PROBLEM TO SOLVE: Scan the listing that follows and report how many lines contain "beschadigd". Write the number alone.

========================================

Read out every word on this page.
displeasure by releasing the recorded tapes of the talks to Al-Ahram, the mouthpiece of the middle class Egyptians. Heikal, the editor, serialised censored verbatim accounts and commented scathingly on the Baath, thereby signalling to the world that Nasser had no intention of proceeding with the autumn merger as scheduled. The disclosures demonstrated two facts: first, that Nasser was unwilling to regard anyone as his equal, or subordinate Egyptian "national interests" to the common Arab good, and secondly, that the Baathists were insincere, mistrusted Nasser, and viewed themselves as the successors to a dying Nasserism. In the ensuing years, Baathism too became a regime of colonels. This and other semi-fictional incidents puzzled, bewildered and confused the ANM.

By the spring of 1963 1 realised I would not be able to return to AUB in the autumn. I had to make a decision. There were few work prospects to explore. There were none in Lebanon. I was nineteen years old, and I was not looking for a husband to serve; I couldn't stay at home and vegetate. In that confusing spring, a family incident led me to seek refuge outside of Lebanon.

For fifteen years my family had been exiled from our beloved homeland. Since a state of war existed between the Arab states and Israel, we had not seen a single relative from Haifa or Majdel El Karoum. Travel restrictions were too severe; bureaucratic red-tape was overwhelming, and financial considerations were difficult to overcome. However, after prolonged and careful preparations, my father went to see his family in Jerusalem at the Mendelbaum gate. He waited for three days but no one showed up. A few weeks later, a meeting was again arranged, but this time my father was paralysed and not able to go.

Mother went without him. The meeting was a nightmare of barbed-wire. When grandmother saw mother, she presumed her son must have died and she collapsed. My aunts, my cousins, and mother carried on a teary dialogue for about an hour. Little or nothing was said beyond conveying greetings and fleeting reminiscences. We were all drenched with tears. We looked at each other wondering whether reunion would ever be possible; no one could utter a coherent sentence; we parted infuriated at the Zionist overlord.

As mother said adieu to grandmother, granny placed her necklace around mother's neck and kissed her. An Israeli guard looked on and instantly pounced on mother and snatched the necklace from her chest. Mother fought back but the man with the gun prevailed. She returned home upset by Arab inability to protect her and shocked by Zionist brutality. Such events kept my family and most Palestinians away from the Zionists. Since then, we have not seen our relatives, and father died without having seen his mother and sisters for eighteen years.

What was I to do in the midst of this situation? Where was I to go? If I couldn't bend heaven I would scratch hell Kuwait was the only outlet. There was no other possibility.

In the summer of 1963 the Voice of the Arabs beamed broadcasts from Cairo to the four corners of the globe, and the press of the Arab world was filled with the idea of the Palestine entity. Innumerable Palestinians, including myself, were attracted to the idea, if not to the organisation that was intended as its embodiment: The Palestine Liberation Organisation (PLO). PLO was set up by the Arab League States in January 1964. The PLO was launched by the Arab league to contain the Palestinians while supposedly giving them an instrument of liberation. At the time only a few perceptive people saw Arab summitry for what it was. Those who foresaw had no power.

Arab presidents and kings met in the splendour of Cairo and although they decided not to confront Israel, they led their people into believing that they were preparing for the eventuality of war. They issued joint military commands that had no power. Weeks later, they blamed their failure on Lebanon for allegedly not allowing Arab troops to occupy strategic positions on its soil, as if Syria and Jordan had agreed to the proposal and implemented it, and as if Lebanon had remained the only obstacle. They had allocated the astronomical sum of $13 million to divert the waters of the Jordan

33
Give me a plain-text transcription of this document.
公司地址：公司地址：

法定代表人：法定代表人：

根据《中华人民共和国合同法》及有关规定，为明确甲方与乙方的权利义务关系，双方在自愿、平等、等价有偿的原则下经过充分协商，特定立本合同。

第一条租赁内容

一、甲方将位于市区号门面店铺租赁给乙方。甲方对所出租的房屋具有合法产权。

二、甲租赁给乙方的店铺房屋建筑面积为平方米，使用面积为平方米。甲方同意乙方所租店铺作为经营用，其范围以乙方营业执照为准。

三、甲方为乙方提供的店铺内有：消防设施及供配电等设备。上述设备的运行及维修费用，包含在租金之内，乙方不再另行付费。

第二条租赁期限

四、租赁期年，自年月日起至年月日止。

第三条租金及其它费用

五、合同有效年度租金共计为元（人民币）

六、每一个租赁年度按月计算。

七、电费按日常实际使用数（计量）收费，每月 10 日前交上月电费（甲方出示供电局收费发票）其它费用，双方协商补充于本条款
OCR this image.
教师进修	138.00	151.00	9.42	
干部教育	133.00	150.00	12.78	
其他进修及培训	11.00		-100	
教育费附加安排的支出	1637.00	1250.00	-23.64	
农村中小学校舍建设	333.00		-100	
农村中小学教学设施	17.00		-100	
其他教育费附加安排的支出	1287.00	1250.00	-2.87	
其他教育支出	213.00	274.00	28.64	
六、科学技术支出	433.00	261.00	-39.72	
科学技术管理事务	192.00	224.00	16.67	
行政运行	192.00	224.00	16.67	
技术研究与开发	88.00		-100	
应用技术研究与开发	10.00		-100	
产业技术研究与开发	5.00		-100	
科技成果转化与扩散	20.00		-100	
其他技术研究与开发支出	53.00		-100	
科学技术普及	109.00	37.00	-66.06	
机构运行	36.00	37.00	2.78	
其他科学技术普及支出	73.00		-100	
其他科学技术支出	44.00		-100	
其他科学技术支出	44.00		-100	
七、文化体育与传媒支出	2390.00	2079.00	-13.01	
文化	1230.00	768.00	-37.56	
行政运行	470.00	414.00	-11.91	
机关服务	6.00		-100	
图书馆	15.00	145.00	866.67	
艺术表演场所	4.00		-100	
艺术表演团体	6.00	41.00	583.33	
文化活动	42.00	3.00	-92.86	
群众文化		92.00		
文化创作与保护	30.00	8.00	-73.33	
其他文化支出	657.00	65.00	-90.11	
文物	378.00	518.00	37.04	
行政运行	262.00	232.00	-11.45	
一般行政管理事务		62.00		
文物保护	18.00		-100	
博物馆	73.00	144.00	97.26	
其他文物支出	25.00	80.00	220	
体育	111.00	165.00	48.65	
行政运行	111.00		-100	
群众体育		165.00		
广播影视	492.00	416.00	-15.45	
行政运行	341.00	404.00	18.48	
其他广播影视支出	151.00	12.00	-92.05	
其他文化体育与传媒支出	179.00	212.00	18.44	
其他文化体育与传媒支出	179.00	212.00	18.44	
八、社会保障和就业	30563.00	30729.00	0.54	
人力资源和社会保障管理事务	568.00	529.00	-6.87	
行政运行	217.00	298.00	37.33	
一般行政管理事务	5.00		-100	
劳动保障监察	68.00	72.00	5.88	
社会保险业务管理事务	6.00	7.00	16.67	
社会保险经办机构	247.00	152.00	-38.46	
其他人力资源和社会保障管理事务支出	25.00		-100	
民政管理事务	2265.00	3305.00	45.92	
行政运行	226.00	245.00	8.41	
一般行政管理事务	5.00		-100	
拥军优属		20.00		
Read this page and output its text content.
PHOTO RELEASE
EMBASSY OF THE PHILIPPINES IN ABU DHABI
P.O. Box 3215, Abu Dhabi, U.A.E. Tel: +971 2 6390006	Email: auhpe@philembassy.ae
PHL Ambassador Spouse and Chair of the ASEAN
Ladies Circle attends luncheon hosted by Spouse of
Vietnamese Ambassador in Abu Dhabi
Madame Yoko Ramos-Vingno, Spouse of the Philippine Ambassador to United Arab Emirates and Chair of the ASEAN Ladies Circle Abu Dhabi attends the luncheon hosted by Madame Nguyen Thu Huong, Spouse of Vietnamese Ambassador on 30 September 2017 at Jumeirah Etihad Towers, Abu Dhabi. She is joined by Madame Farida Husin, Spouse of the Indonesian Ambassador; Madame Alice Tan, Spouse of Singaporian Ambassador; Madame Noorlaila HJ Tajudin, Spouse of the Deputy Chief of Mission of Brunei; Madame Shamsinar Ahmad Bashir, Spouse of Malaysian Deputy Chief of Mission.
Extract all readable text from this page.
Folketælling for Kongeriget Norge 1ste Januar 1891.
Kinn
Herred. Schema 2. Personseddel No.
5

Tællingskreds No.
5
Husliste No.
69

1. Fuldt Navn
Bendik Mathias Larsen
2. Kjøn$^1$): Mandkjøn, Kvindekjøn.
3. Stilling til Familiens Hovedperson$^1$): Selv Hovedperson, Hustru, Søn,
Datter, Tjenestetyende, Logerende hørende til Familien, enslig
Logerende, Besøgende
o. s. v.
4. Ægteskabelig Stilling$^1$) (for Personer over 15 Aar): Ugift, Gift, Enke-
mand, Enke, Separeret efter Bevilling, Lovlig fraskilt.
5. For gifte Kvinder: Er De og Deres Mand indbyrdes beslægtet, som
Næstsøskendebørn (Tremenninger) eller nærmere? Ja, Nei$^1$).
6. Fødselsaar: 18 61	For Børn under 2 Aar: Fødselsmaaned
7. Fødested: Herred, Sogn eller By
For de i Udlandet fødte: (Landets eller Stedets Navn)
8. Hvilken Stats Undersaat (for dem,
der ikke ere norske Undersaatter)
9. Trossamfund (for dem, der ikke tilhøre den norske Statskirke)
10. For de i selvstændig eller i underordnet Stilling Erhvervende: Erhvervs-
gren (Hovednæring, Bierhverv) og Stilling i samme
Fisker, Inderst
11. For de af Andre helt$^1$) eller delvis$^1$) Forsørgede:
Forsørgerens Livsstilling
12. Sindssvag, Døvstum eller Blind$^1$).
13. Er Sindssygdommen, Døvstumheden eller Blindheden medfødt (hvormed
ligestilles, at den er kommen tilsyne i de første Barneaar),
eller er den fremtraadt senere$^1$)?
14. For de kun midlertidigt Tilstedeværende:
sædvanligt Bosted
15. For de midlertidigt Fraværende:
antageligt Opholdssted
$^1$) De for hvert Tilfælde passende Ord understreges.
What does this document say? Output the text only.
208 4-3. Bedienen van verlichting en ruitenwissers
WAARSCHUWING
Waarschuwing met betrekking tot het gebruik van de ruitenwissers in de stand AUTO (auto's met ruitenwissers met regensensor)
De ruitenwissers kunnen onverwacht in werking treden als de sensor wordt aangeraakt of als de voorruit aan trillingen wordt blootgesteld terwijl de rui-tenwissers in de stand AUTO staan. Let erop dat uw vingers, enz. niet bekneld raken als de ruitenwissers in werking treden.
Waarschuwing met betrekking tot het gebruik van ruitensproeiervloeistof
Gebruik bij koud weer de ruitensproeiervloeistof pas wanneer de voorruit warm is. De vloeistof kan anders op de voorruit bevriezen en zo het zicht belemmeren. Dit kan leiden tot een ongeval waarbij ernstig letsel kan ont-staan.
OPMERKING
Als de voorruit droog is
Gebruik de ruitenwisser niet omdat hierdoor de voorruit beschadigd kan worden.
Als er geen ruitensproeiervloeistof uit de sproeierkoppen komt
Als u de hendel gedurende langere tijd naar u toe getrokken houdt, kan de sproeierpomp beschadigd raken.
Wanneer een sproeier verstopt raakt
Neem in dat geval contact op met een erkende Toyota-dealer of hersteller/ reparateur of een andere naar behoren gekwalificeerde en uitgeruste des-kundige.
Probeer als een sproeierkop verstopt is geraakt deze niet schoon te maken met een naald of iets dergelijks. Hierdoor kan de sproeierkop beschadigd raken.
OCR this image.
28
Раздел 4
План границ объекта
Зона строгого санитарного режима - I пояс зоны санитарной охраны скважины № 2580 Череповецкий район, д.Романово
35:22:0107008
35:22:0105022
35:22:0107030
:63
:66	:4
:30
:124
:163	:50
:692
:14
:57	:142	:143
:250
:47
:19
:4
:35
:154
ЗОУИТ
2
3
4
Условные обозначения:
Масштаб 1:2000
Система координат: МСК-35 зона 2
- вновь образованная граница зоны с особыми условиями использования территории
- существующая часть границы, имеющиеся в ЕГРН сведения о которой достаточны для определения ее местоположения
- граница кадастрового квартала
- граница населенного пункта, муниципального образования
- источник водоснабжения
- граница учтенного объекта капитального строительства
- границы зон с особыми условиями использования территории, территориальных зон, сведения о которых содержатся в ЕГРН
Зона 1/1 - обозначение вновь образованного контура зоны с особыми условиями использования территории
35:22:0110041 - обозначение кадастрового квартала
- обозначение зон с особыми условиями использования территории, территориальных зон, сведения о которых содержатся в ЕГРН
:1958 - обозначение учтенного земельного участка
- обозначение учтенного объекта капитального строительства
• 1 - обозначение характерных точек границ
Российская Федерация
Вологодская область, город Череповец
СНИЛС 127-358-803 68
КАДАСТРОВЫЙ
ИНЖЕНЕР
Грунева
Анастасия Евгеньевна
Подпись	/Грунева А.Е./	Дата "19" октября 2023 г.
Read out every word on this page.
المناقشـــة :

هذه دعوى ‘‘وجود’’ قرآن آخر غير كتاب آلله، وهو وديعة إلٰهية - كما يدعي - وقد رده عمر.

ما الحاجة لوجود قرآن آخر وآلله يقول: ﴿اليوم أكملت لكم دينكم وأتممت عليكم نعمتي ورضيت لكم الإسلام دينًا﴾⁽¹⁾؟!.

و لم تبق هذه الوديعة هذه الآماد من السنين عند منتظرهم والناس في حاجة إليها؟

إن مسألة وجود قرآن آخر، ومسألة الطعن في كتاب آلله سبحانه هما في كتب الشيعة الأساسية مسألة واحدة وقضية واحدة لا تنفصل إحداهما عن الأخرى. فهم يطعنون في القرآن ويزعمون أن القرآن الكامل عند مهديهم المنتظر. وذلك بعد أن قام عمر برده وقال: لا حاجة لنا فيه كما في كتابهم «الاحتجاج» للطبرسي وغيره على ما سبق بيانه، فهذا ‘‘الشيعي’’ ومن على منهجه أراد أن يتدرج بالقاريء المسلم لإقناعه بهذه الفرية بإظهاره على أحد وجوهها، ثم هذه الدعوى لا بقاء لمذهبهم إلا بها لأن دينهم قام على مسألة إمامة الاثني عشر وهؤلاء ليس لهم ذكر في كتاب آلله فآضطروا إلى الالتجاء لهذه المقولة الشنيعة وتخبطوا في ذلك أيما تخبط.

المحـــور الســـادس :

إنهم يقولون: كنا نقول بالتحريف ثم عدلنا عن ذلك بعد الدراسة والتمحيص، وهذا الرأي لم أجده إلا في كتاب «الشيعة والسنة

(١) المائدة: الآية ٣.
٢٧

========================================

FULL ANSWER: 3